**EXERCISE DETAILS**
Print out every line, exactly as written.

— BEGIN DATA SHOWN —

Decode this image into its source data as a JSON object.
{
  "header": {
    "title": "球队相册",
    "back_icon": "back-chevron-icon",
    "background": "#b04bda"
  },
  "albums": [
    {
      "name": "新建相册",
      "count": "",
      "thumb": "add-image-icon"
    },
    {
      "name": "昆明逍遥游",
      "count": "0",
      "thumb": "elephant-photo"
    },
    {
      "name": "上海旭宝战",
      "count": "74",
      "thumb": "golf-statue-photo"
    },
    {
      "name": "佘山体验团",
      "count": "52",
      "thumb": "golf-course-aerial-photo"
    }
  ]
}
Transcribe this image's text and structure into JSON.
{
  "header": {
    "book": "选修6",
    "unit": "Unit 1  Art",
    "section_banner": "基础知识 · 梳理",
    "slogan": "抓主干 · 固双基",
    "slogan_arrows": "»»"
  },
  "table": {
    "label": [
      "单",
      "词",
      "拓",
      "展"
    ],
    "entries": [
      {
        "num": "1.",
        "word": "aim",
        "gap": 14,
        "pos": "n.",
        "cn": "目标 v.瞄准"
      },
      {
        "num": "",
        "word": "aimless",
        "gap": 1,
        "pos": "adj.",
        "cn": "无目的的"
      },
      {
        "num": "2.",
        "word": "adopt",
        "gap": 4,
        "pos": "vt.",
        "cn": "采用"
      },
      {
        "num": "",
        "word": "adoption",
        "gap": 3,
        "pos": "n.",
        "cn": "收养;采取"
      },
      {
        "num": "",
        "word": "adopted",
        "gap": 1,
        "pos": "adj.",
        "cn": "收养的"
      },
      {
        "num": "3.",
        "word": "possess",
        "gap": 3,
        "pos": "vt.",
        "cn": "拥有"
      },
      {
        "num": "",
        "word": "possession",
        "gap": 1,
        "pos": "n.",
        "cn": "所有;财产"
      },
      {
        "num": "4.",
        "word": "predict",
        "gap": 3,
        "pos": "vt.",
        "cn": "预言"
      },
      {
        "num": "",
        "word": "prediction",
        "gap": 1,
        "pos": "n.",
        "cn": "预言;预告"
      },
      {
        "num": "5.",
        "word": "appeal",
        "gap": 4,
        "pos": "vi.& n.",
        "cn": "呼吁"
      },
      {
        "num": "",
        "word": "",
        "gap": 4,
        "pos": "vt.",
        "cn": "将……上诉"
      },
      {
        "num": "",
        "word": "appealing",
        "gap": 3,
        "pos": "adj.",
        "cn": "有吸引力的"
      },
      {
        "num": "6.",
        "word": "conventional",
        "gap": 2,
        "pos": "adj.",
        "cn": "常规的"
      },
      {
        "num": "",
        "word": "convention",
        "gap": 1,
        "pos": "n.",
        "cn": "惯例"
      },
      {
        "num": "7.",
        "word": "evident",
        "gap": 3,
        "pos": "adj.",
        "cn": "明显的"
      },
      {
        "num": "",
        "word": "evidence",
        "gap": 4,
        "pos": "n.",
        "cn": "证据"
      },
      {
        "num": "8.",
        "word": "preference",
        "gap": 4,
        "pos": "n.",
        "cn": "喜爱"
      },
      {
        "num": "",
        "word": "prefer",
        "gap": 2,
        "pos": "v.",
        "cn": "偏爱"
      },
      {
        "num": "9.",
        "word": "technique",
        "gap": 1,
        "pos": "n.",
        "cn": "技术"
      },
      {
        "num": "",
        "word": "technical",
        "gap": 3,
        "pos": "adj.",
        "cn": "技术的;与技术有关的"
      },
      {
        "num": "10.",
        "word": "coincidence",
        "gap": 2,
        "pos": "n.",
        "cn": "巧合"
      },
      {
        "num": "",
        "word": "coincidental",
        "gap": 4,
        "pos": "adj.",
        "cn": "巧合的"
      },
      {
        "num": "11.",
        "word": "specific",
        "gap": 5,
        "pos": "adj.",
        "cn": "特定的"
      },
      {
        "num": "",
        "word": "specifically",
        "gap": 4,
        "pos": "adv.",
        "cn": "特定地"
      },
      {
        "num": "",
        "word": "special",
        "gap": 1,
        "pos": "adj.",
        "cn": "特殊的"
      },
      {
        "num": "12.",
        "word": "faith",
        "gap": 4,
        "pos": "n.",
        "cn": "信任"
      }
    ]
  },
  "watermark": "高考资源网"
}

— END DATA SHOWN —

**RESULT OF THIS EXERCISE**
Decode this image into its source data as a JSON object.
{
  "header": {
    "title": "球队相册",
    "back_icon": "back-chevron-icon",
    "background": "#b04bda"
  },
  "albums": [
    {
      "name": "新建相册",
      "count": "",
      "thumb": "add-image-icon"
    },
    {
      "name": "昆明逍遥游",
      "count": "0",
      "thumb": "elephant-photo"
    },
    {
      "name": "上海旭宝战",
      "count": "74",
      "thumb": "golf-statue-photo"
    },
    {
      "name": "佘山体验团",
      "count": "52",
      "thumb": "golf-course-aerial-photo"
    }
  ]
}
Transcribe this image's text and structure into JSON.
{
  "header": {
    "book": "选修6",
    "unit": "Unit 1  Art",
    "section_banner": "基础知识 · 梳理",
    "slogan": "抓主干 · 固双基",
    "slogan_arrows": "»»"
  },
  "table": {
    "label": [
      "单",
      "词",
      "拓",
      "展"
    ],
    "entries": [
      {
        "num": "1.",
        "word": "aim",
        "gap": 14,
        "pos": "n.",
        "cn": "目标 v.瞄准"
      },
      {
        "num": "",
        "word": "aimless",
        "gap": 1,
        "pos": "adj.",
        "cn": "无目的的"
      },
      {
        "num": "2.",
        "word": "adopt",
        "gap": 4,
        "pos": "vt.",
        "cn": "采用"
      },
      {
        "num": "",
        "word": "adoption",
        "gap": 3,
        "pos": "n.",
        "cn": "收养;采取"
      },
      {
        "num": "",
        "word": "adopted",
        "gap": 1,
        "pos": "adj.",
        "cn": "收养的"
      },
      {
        "num": "3.",
        "word": "possess",
        "gap": 3,
        "pos": "vt.",
        "cn": "拥有"
      },
      {
        "num": "",
        "word": "possession",
        "gap": 1,
        "pos": "n.",
        "cn": "所有;财产"
      },
      {
        "num": "4.",
        "word": "predict",
        "gap": 3,
        "pos": "vt.",
        "cn": "预言"
      },
      {
        "num": "",
        "word": "prediction",
        "gap": 1,
        "pos": "n.",
        "cn": "预言;预告"
      },
      {
        "num": "5.",
        "word": "appeal",
        "gap": 4,
        "pos": "vi.& n.",
        "cn": "呼吁"
      },
      {
        "num": "",
        "word": "",
        "gap": 4,
        "pos": "vt.",
        "cn": "将……上诉"
      },
      {
        "num": "",
        "word": "appealing",
        "gap": 3,
        "pos": "adj.",
        "cn": "有吸引力的"
      },
      {
        "num": "6.",
        "word": "conventional",
        "gap": 2,
        "pos": "adj.",
        "cn": "常规的"
      },
      {
        "num": "",
        "word": "convention",
        "gap": 1,
        "pos": "n.",
        "cn": "惯例"
      },
      {
        "num": "7.",
        "word": "evident",
        "gap": 3,
        "pos": "adj.",
        "cn": "明显的"
      },
      {
        "num": "",
        "word": "evidence",
        "gap": 4,
        "pos": "n.",
        "cn": "证据"
      },
      {
        "num": "8.",
        "word": "preference",
        "gap": 4,
        "pos": "n.",
        "cn": "喜爱"
      },
      {
        "num": "",
        "word": "prefer",
        "gap": 2,
        "pos": "v.",
        "cn": "偏爱"
      },
      {
        "num": "9.",
        "word": "technique",
        "gap": 1,
        "pos": "n.",
        "cn": "技术"
      },
      {
        "num": "",
        "word": "technical",
        "gap": 3,
        "pos": "adj.",
        "cn": "技术的;与技术有关的"
      },
      {
        "num": "10.",
        "word": "coincidence",
        "gap": 2,
        "pos": "n.",
        "cn": "巧合"
      },
      {
        "num": "",
        "word": "coincidental",
        "gap": 4,
        "pos": "adj.",
        "cn": "巧合的"
      },
      {
        "num": "11.",
        "word": "specific",
        "gap": 5,
        "pos": "adj.",
        "cn": "特定的"
      },
      {
        "num": "",
        "word": "specifically",
        "gap": 4,
        "pos": "adv.",
        "cn": "特定地"
      },
      {
        "num": "",
        "word": "special",
        "gap": 1,
        "pos": "adj.",
        "cn": "特殊的"
      },
      {
        "num": "12.",
        "word": "faith",
        "gap": 4,
        "pos": "n.",
        "cn": "信任"
      }
    ]
  },
  "watermark": "高考资源网"
}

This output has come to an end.